# [Exercise goal]
In the HonestJS FAQ excerpt below, which test runner does the framework itself use?

# [Quoted passage]
= Beginning of Section =

Plugins run in the order they appear in options.plugins. When one plugin depends on another's output (for example, API docs reading an artifact from RPC), list the producer first:
plugins: [
new RPCPlugin(), // produces rpc.artifact
new ApiDocsPlugin() // consumes rpc.artifact
]What are plugin processors?
Wrapped plugin entries can have preProcessors and postProcessors that run around the plugin lifecycle hooks:
preProcessors → beforeModulesRegistered → [modules registered] → afterModulesRegistered → postProcessorsProcessors receive (app, hono, ctx) where ctx is the application context (key-value store).
How do I name plugins for debug logs?
With debug: { plugins: true }, plugin names appear in logs. The framework picks a name in order:
nameon a wrapped entry{ plugin, name: 'core' }plugin.meta?.name- The class constructor name
AnonymousPlugin#Nfor anonymous objects
Testing
See also: Testing Guide | Troubleshooting: Metadata
Which test runner should I use?
Projects created with the CLI use Vitest (via bun run test). The HonestJS framework itself uses Bun's built-in test runner (bun test). Either works.
How do I test a controller?
Use createControllerTestApplication:
import { createControllerTestApplication } from 'honestjs'
const testApp = await createControllerTestApplication({
controller: UsersController,
services: [UsersService]
})
const res = await testApp.request('/users')
expect(res.status).toBe(200)How do I test a service in isolation?
Use createServiceTestContainer:
import { createServiceTestContainer } from 'honestjs'
const harness = createServiceTestContainer({
preload: [UsersService],
overrides: [{ provide: DatabaseService, useValue: mockDb }]
})
const svc = harness.get(UsersService)Do I need to clean up metadata between tests?
If you're running multiple Application.create calls in the same process (common in integration tests), call MetadataRegistry.clear() in afterEach to avoid cross-test pollution. Each application captures an immutable metadata snapshot at startup, but the global registry is shared.
Configuration
See also: Configuration Guide | Troubleshooting: Startup
What does startupGuide do?
When enabled, it emits actionable hints when app initialization fails - for example, telling you that a controller is missing @Controller() or that reflect-metadata isn't imported. Use startupGuide: { verbose: true } for extra detail.
const { app, hono } = await Application.create(AppModule, {
startupGuide: { verbose: true }
})What does strict: { requireRoutes: true } do?
It makes startup fail if no HTTP routes were registered. Useful to catch configuration mistakes early. Without it, an app with no routes starts silently.
What does debug: true enable?

= End of Section =

# [Listed records]
= Beginning of Section =

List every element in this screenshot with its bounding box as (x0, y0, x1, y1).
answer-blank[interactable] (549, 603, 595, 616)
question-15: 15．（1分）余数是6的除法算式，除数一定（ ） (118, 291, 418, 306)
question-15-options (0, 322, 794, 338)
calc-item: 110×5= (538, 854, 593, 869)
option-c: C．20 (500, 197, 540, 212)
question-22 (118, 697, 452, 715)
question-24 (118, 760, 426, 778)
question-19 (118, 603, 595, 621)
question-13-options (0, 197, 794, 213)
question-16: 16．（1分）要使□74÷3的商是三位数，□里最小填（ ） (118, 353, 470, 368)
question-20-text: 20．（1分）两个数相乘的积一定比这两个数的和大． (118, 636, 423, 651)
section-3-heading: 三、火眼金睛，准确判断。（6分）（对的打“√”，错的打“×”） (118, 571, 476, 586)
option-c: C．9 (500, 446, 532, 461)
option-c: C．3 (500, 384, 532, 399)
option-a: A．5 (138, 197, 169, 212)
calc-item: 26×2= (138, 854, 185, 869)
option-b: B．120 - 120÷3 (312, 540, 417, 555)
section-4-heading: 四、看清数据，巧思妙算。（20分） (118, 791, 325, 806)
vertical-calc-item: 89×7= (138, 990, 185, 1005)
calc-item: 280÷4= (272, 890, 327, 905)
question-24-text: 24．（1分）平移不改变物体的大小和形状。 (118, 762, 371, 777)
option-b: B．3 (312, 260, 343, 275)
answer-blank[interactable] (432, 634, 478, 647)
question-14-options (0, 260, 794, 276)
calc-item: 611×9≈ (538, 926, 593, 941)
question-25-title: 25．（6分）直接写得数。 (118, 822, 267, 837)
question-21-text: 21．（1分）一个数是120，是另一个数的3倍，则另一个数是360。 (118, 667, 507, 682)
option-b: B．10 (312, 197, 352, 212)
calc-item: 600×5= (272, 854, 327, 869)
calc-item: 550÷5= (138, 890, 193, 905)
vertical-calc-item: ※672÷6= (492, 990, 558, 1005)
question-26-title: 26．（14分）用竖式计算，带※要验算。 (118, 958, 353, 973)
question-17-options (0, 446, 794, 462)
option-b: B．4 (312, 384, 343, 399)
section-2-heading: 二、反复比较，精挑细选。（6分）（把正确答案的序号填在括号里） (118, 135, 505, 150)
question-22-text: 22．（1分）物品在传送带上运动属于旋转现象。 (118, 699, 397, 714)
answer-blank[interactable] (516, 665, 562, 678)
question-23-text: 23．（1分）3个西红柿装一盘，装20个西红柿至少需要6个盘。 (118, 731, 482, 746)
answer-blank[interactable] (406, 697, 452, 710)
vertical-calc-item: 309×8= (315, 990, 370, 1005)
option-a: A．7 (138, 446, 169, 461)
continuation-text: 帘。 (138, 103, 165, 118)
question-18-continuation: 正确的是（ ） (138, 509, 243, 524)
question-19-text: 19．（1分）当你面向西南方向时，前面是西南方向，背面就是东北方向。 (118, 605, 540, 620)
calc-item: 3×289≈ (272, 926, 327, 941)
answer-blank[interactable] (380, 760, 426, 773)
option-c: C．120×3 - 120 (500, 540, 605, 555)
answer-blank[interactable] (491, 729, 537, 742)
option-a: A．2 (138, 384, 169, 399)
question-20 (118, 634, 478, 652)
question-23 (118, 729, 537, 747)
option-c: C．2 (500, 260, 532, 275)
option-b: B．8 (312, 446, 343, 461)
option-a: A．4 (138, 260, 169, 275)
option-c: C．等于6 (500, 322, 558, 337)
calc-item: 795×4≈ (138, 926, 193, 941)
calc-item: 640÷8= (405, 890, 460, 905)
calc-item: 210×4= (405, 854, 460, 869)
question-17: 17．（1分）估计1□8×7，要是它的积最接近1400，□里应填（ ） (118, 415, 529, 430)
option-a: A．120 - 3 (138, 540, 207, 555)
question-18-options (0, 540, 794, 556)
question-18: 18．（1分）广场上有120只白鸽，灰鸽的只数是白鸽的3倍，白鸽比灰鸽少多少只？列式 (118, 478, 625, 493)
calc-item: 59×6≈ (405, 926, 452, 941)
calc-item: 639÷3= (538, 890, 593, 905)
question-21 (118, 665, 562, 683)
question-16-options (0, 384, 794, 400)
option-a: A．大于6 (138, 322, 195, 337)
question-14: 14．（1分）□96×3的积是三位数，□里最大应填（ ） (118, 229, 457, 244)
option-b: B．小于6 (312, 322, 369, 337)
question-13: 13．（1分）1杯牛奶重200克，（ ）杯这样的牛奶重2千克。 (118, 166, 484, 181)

= End of Section =

# [Solution]
Bun's built-in test runner (bun test).